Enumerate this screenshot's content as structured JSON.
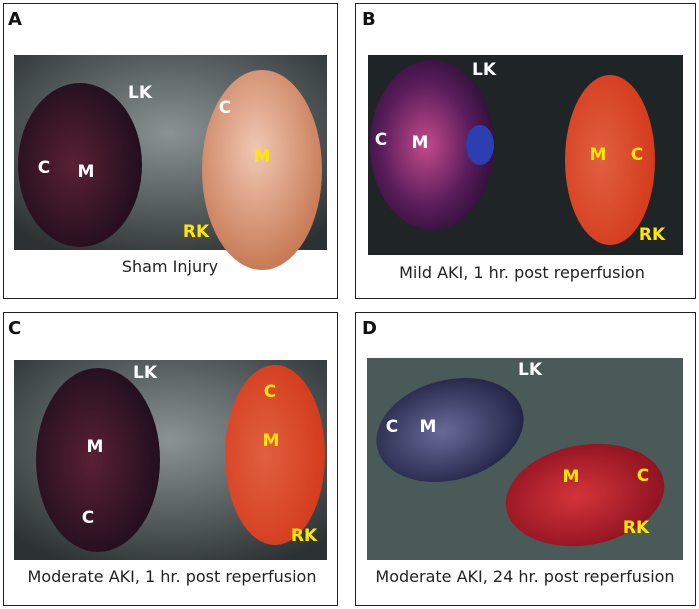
{
  "panels": [
    {
      "letter": "A",
      "caption": "Sham Injury",
      "labels": [
        "LK",
        "C",
        "M",
        "C",
        "M",
        "RK"
      ]
    },
    {
      "letter": "B",
      "caption": "Mild AKI, 1 hr. post reperfusion",
      "labels": [
        "LK",
        "C",
        "M",
        "M",
        "C",
        "RK"
      ]
    },
    {
      "letter": "C",
      "caption": "Moderate AKI, 1 hr. post reperfusion",
      "labels": [
        "LK",
        "C",
        "M",
        "M",
        "C",
        "RK"
      ]
    },
    {
      "letter": "D",
      "caption": "Moderate AKI, 24 hr. post reperfusion",
      "labels": [
        "LK",
        "C",
        "M",
        "M",
        "C",
        "RK"
      ]
    }
  ]
}
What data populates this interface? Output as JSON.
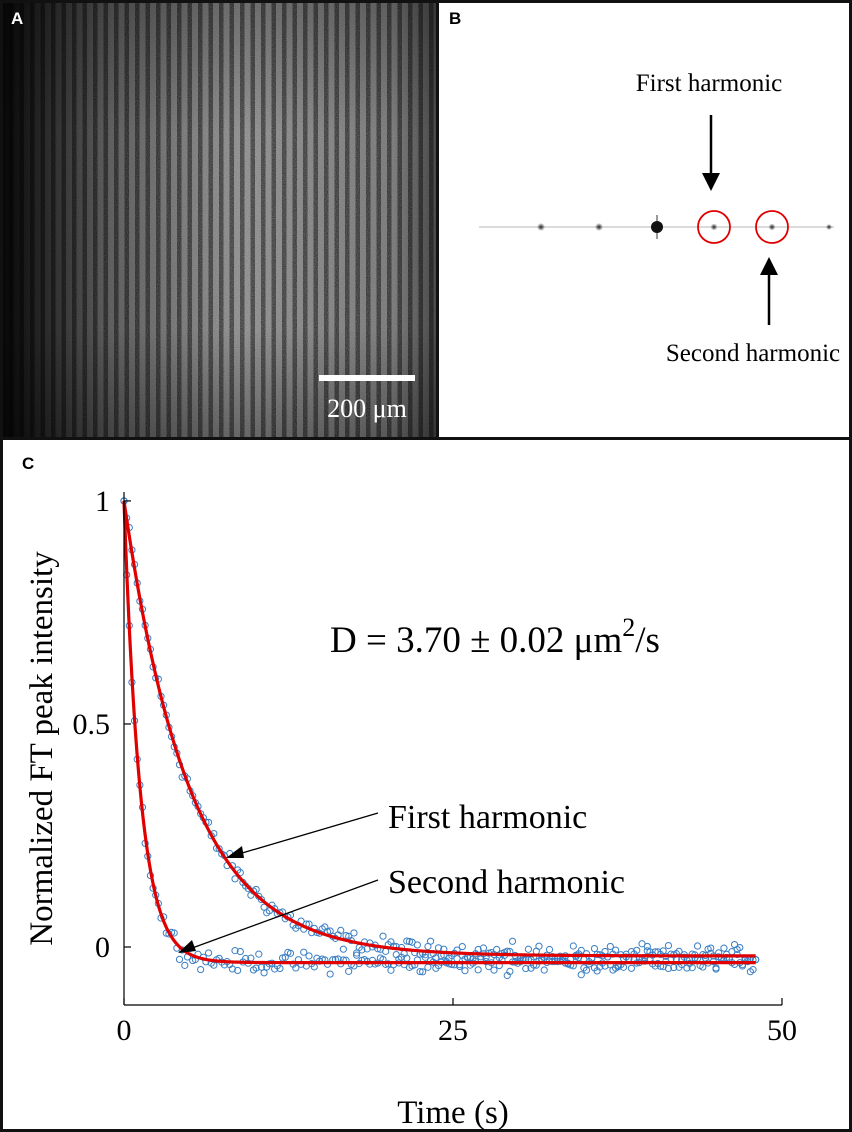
{
  "panel_a": {
    "label": "A",
    "scale_bar_text": "200 μm"
  },
  "panel_b": {
    "label": "B",
    "first_label": "First harmonic",
    "second_label": "Second harmonic"
  },
  "panel_c": {
    "label": "C",
    "equation": "D = 3.70 ± 0.02 μm",
    "equation_sup": "2",
    "equation_tail": "/s",
    "annot_first": "First harmonic",
    "annot_second": "Second harmonic"
  },
  "colors": {
    "fit_line": "#e00000",
    "markers": "#3a7fc4",
    "circles": "#e00000"
  },
  "chart_data": {
    "type": "scatter",
    "xlabel": "Time (s)",
    "ylabel": "Normalized FT peak intensity",
    "xlim": [
      0,
      50
    ],
    "ylim": [
      -0.13,
      1.02
    ],
    "xticks": [
      0,
      25,
      50
    ],
    "yticks": [
      0,
      0.5,
      1
    ],
    "xtick_labels": [
      "0",
      "25",
      "50"
    ],
    "ytick_labels": [
      "0",
      "0.5",
      "1"
    ],
    "series": [
      {
        "name": "First harmonic",
        "model": "exp_decay",
        "tau": 5.0,
        "offset": -0.02,
        "t_end": 48,
        "n_points": 240
      },
      {
        "name": "Second harmonic",
        "model": "exp_decay",
        "tau": 1.25,
        "offset": -0.035,
        "t_end": 48,
        "n_points": 240
      }
    ]
  }
}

WHAT IS EXPECTED:
Pictures in the records should not appear in your copy, but everything else must be transcribed exactly.

OUTPUT:
Enumerate this screenshot's content as structured JSON.
{
  "panels": [
    {
      "letter": "A",
      "caption": "Sham Injury",
      "labels": [
        "LK",
        "C",
        "M",
        "C",
        "M",
        "RK"
      ]
    },
    {
      "letter": "B",
      "caption": "Mild AKI, 1 hr. post reperfusion",
      "labels": [
        "LK",
        "C",
        "M",
        "M",
        "C",
        "RK"
      ]
    },
    {
      "letter": "C",
      "caption": "Moderate AKI, 1 hr. post reperfusion",
      "labels": [
        "LK",
        "C",
        "M",
        "M",
        "C",
        "RK"
      ]
    },
    {
      "letter": "D",
      "caption": "Moderate AKI, 24 hr. post reperfusion",
      "labels": [
        "LK",
        "C",
        "M",
        "M",
        "C",
        "RK"
      ]
    }
  ]
}
What data populates this interface? Output as JSON.
{
  "panel_a": {
    "label": "A",
    "scale_bar_text": "200 μm"
  },
  "panel_b": {
    "label": "B",
    "first_label": "First harmonic",
    "second_label": "Second harmonic"
  },
  "panel_c": {
    "label": "C",
    "equation": "D = 3.70 ± 0.02 μm",
    "equation_sup": "2",
    "equation_tail": "/s",
    "annot_first": "First harmonic",
    "annot_second": "Second harmonic"
  },
  "colors": {
    "fit_line": "#e00000",
    "markers": "#3a7fc4",
    "circles": "#e00000"
  },
  "chart_data": {
    "type": "scatter",
    "xlabel": "Time (s)",
    "ylabel": "Normalized FT peak intensity",
    "xlim": [
      0,
      50
    ],
    "ylim": [
      -0.13,
      1.02
    ],
    "xticks": [
      0,
      25,
      50
    ],
    "yticks": [
      0,
      0.5,
      1
    ],
    "xtick_labels": [
      "0",
      "25",
      "50"
    ],
    "ytick_labels": [
      "0",
      "0.5",
      "1"
    ],
    "series": [
      {
        "name": "First harmonic",
        "model": "exp_decay",
        "tau": 5.0,
        "offset": -0.02,
        "t_end": 48,
        "n_points": 240
      },
      {
        "name": "Second harmonic",
        "model": "exp_decay",
        "tau": 1.25,
        "offset": -0.035,
        "t_end": 48,
        "n_points": 240
      }
    ]
  }
}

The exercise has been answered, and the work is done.